[Some records]
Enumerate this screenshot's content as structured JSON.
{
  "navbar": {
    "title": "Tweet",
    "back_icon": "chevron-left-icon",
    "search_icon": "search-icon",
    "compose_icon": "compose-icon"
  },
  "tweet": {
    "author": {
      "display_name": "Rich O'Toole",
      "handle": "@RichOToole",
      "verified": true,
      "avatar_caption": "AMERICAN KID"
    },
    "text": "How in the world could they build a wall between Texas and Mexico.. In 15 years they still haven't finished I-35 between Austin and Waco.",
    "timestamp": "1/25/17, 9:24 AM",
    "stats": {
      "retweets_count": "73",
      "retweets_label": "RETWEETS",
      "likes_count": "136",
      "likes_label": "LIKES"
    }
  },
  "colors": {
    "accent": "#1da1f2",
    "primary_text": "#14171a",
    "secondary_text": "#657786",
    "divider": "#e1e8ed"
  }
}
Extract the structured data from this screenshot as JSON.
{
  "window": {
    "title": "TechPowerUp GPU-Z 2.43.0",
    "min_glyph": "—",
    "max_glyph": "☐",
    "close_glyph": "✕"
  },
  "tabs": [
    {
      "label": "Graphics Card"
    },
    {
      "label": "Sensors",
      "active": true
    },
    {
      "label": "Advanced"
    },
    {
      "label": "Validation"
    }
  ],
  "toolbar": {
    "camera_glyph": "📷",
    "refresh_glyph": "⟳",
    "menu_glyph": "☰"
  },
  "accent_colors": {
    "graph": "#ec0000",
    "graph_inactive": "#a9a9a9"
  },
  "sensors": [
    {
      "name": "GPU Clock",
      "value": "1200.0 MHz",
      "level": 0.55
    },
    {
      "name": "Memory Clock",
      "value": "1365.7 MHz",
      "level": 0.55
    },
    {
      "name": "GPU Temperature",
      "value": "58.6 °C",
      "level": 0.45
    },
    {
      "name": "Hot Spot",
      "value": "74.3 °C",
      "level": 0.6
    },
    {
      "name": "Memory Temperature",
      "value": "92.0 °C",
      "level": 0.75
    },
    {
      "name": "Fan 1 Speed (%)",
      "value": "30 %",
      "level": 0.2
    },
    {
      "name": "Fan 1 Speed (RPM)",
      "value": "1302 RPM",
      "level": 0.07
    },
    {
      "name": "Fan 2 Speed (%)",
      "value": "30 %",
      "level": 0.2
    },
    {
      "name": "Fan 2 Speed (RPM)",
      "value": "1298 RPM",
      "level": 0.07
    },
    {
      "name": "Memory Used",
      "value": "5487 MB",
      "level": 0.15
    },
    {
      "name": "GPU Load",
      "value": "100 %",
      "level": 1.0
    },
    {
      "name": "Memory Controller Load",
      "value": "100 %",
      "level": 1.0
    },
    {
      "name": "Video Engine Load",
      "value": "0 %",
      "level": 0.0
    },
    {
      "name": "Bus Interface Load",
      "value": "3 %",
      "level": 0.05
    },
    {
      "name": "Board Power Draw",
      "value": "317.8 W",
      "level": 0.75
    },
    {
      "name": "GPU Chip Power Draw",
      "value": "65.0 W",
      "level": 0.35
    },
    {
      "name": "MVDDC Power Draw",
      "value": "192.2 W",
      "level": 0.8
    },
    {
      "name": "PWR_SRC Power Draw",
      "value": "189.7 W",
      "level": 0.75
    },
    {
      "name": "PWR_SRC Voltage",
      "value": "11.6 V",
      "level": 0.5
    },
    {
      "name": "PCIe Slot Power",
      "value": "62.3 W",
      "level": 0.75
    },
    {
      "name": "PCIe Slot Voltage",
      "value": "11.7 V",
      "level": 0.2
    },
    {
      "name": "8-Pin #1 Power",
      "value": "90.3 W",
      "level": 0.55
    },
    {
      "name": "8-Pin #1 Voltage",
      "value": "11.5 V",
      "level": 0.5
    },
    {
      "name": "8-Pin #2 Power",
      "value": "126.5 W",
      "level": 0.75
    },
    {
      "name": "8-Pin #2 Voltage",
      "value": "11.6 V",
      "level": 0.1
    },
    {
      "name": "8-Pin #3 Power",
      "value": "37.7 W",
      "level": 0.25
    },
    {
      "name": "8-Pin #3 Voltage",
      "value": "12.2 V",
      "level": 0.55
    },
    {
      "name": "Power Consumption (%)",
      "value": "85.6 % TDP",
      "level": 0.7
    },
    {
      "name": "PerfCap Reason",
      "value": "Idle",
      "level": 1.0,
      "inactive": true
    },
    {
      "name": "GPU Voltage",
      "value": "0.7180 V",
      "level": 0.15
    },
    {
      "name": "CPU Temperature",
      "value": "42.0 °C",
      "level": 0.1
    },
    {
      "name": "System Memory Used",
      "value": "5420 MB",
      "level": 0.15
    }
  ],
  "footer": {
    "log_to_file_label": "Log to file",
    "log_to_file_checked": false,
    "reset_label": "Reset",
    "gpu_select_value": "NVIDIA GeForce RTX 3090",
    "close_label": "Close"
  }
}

> WHAT THE EXERCISE ASKS:
Find the lines holding "PCIe" and list every one.

> EXERCISE ANSWER:
      "name": "PCIe Slot Power",
      "name": "PCIe Slot Voltage",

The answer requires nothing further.